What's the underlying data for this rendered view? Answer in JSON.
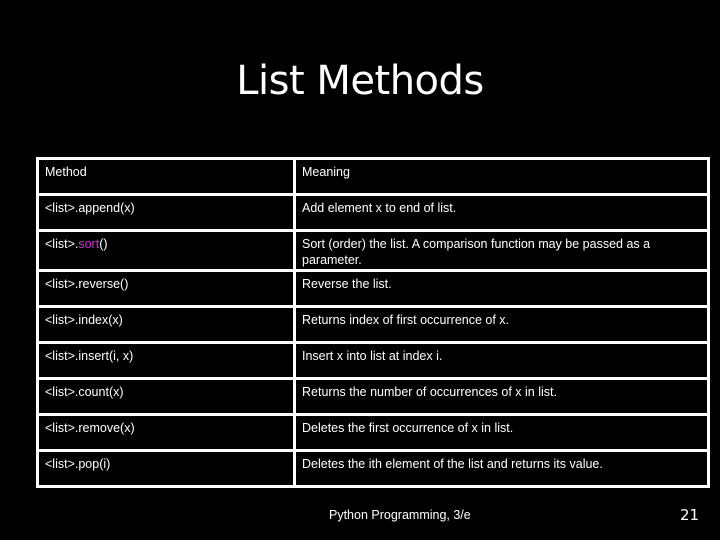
{
  "slide": {
    "title": "List Methods",
    "footer": "Python Programming, 3/e",
    "page_number": "21",
    "highlight_color": "#cc33cc"
  },
  "table": {
    "headers": [
      "Method",
      "Meaning"
    ],
    "rows": [
      {
        "method_prefix": "<list>.",
        "method_name": "append",
        "method_args": "(x)",
        "highlight": false,
        "meaning": "Add element x to end of list."
      },
      {
        "method_prefix": "<list>.",
        "method_name": "sort",
        "method_args": "()",
        "highlight": true,
        "meaning": "Sort (order) the list. A comparison function may be passed as a parameter."
      },
      {
        "method_prefix": "<list>.",
        "method_name": "reverse",
        "method_args": "()",
        "highlight": false,
        "meaning": "Reverse the list."
      },
      {
        "method_prefix": "<list>.",
        "method_name": "index",
        "method_args": "(x)",
        "highlight": false,
        "meaning": "Returns index of first occurrence of x."
      },
      {
        "method_prefix": "<list>.",
        "method_name": "insert",
        "method_args": "(i, x)",
        "highlight": false,
        "meaning": "Insert x into list at index i."
      },
      {
        "method_prefix": "<list>.",
        "method_name": "count",
        "method_args": "(x)",
        "highlight": false,
        "meaning": "Returns the number of occurrences of x in list."
      },
      {
        "method_prefix": "<list>.",
        "method_name": "remove",
        "method_args": "(x)",
        "highlight": false,
        "meaning": "Deletes the first occurrence of x in list."
      },
      {
        "method_prefix": "<list>.",
        "method_name": "pop",
        "method_args": "(i)",
        "highlight": false,
        "meaning": "Deletes the ith element of the list and returns its value."
      }
    ]
  }
}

########################################

Without including any pictures, please restate all the records exactly.

What's the underlying data for this rendered view? Answer in JSON.
{
  "slide": {
    "title": "List Methods",
    "footer": "Python Programming, 3/e",
    "page_number": "21",
    "highlight_color": "#cc33cc"
  },
  "table": {
    "headers": [
      "Method",
      "Meaning"
    ],
    "rows": [
      {
        "method_prefix": "<list>.",
        "method_name": "append",
        "method_args": "(x)",
        "highlight": false,
        "meaning": "Add element x to end of list."
      },
      {
        "method_prefix": "<list>.",
        "method_name": "sort",
        "method_args": "()",
        "highlight": true,
        "meaning": "Sort (order) the list. A comparison function may be passed as a parameter."
      },
      {
        "method_prefix": "<list>.",
        "method_name": "reverse",
        "method_args": "()",
        "highlight": false,
        "meaning": "Reverse the list."
      },
      {
        "method_prefix": "<list>.",
        "method_name": "index",
        "method_args": "(x)",
        "highlight": false,
        "meaning": "Returns index of first occurrence of x."
      },
      {
        "method_prefix": "<list>.",
        "method_name": "insert",
        "method_args": "(i, x)",
        "highlight": false,
        "meaning": "Insert x into list at index i."
      },
      {
        "method_prefix": "<list>.",
        "method_name": "count",
        "method_args": "(x)",
        "highlight": false,
        "meaning": "Returns the number of occurrences of x in list."
      },
      {
        "method_prefix": "<list>.",
        "method_name": "remove",
        "method_args": "(x)",
        "highlight": false,
        "meaning": "Deletes the first occurrence of x in list."
      },
      {
        "method_prefix": "<list>.",
        "method_name": "pop",
        "method_args": "(i)",
        "highlight": false,
        "meaning": "Deletes the ith element of the list and returns its value."
      }
    ]
  }
}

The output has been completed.